Objective: Scan the entries for the string "value" and give the number of lines that have it, nothing further.
----
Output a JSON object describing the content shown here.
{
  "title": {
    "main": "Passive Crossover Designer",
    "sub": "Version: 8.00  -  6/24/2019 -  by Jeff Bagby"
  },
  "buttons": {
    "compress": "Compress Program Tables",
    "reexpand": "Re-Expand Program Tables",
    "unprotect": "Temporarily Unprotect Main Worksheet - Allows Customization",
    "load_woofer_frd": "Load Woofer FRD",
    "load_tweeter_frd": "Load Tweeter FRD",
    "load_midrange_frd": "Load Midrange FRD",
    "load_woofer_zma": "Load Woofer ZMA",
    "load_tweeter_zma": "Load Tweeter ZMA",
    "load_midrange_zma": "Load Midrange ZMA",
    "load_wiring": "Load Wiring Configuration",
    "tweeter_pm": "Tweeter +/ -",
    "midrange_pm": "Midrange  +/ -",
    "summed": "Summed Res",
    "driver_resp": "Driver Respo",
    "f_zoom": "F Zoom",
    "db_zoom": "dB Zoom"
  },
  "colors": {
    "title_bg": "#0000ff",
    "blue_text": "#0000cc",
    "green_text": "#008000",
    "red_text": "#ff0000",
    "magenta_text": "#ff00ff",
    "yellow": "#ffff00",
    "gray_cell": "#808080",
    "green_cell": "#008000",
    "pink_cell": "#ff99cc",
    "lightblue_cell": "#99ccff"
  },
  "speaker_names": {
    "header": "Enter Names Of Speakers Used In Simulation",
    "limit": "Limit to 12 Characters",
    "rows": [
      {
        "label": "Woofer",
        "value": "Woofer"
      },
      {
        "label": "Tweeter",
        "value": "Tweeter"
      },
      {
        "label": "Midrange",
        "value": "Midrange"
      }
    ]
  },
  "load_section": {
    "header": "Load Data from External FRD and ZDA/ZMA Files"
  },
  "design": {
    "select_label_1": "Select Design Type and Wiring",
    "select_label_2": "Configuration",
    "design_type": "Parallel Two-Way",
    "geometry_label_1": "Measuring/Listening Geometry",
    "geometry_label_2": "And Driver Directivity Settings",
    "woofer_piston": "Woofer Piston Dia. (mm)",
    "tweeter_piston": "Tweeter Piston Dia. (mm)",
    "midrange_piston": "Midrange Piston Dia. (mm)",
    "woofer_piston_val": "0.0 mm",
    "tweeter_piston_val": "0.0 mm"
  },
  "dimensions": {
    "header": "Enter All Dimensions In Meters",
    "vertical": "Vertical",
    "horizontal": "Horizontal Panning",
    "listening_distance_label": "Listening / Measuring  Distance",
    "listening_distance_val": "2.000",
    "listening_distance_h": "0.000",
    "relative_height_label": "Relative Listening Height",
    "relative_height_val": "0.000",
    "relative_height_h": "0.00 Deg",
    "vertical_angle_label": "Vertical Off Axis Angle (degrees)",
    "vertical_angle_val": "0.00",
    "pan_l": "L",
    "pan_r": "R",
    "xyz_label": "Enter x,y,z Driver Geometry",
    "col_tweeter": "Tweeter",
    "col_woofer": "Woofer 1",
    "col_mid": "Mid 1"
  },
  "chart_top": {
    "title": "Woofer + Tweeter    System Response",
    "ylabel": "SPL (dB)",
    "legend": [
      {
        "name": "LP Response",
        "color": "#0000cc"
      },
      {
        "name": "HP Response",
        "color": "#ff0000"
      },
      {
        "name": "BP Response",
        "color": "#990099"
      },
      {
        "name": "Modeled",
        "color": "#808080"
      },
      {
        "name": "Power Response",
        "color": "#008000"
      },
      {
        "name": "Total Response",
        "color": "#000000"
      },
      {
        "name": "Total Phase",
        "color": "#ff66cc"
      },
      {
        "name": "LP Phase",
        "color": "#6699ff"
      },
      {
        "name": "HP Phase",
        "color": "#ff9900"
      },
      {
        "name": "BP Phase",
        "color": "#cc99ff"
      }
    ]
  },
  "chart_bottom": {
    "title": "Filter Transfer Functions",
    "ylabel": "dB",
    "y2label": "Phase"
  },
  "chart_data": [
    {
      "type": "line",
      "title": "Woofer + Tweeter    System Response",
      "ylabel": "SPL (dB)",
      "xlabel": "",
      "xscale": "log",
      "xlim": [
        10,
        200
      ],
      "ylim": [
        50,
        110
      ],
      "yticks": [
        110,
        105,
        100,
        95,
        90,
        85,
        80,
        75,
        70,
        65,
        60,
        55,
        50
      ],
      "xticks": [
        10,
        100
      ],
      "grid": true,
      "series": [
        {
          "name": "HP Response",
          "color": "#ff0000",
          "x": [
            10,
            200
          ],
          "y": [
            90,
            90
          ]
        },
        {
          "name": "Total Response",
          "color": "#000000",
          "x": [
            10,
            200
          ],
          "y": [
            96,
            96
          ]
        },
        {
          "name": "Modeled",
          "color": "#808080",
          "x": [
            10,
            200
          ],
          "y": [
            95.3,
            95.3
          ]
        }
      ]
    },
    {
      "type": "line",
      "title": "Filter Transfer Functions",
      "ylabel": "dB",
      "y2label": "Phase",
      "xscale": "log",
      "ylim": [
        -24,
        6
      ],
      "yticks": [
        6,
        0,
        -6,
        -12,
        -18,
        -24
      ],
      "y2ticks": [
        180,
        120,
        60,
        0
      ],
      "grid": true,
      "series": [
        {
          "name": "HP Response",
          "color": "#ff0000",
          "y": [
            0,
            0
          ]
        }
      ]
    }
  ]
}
----
Response below: 3